Data listing:
╔══
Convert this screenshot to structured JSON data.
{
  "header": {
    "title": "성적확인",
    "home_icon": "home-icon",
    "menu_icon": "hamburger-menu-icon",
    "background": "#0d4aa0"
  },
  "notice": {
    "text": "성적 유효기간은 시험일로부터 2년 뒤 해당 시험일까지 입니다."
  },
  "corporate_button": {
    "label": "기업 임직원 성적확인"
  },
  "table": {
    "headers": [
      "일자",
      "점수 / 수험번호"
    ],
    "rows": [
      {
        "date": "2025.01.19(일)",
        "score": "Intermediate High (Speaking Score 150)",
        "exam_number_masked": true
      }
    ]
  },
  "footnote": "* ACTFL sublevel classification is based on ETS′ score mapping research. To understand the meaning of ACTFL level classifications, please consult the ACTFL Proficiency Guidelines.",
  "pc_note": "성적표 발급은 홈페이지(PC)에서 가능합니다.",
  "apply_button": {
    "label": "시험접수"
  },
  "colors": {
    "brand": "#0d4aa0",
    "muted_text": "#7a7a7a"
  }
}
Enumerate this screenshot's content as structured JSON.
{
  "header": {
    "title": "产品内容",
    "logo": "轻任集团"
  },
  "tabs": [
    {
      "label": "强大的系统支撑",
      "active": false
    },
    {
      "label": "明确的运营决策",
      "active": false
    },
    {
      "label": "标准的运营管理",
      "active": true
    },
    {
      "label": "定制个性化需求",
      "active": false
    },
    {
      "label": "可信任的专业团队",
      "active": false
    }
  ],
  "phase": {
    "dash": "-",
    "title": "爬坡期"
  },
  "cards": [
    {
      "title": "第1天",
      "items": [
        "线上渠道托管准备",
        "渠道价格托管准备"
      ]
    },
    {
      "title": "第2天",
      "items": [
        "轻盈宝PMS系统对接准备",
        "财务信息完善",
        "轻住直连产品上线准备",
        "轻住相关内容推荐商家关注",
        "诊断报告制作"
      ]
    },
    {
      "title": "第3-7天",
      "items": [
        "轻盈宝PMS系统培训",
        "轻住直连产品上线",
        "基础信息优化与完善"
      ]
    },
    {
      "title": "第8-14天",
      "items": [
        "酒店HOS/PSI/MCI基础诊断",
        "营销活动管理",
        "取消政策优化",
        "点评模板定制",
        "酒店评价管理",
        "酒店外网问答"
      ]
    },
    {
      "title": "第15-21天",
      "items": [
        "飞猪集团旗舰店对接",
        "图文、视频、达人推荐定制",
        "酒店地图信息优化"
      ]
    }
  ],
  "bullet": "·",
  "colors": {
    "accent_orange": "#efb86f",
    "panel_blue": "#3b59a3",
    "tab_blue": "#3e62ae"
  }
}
╚══
■ EXERCISE GOAL
Repeat every line of the material exactly as given.

■ SOLUTION
Convert this screenshot to structured JSON data.
{
  "header": {
    "title": "성적확인",
    "home_icon": "home-icon",
    "menu_icon": "hamburger-menu-icon",
    "background": "#0d4aa0"
  },
  "notice": {
    "text": "성적 유효기간은 시험일로부터 2년 뒤 해당 시험일까지 입니다."
  },
  "corporate_button": {
    "label": "기업 임직원 성적확인"
  },
  "table": {
    "headers": [
      "일자",
      "점수 / 수험번호"
    ],
    "rows": [
      {
        "date": "2025.01.19(일)",
        "score": "Intermediate High (Speaking Score 150)",
        "exam_number_masked": true
      }
    ]
  },
  "footnote": "* ACTFL sublevel classification is based on ETS′ score mapping research. To understand the meaning of ACTFL level classifications, please consult the ACTFL Proficiency Guidelines.",
  "pc_note": "성적표 발급은 홈페이지(PC)에서 가능합니다.",
  "apply_button": {
    "label": "시험접수"
  },
  "colors": {
    "brand": "#0d4aa0",
    "muted_text": "#7a7a7a"
  }
}
Enumerate this screenshot's content as structured JSON.
{
  "header": {
    "title": "产品内容",
    "logo": "轻任集团"
  },
  "tabs": [
    {
      "label": "强大的系统支撑",
      "active": false
    },
    {
      "label": "明确的运营决策",
      "active": false
    },
    {
      "label": "标准的运营管理",
      "active": true
    },
    {
      "label": "定制个性化需求",
      "active": false
    },
    {
      "label": "可信任的专业团队",
      "active": false
    }
  ],
  "phase": {
    "dash": "-",
    "title": "爬坡期"
  },
  "cards": [
    {
      "title": "第1天",
      "items": [
        "线上渠道托管准备",
        "渠道价格托管准备"
      ]
    },
    {
      "title": "第2天",
      "items": [
        "轻盈宝PMS系统对接准备",
        "财务信息完善",
        "轻住直连产品上线准备",
        "轻住相关内容推荐商家关注",
        "诊断报告制作"
      ]
    },
    {
      "title": "第3-7天",
      "items": [
        "轻盈宝PMS系统培训",
        "轻住直连产品上线",
        "基础信息优化与完善"
      ]
    },
    {
      "title": "第8-14天",
      "items": [
        "酒店HOS/PSI/MCI基础诊断",
        "营销活动管理",
        "取消政策优化",
        "点评模板定制",
        "酒店评价管理",
        "酒店外网问答"
      ]
    },
    {
      "title": "第15-21天",
      "items": [
        "飞猪集团旗舰店对接",
        "图文、视频、达人推荐定制",
        "酒店地图信息优化"
      ]
    }
  ],
  "bullet": "·",
  "colors": {
    "accent_orange": "#efb86f",
    "panel_blue": "#3b59a3",
    "tab_blue": "#3e62ae"
  }
}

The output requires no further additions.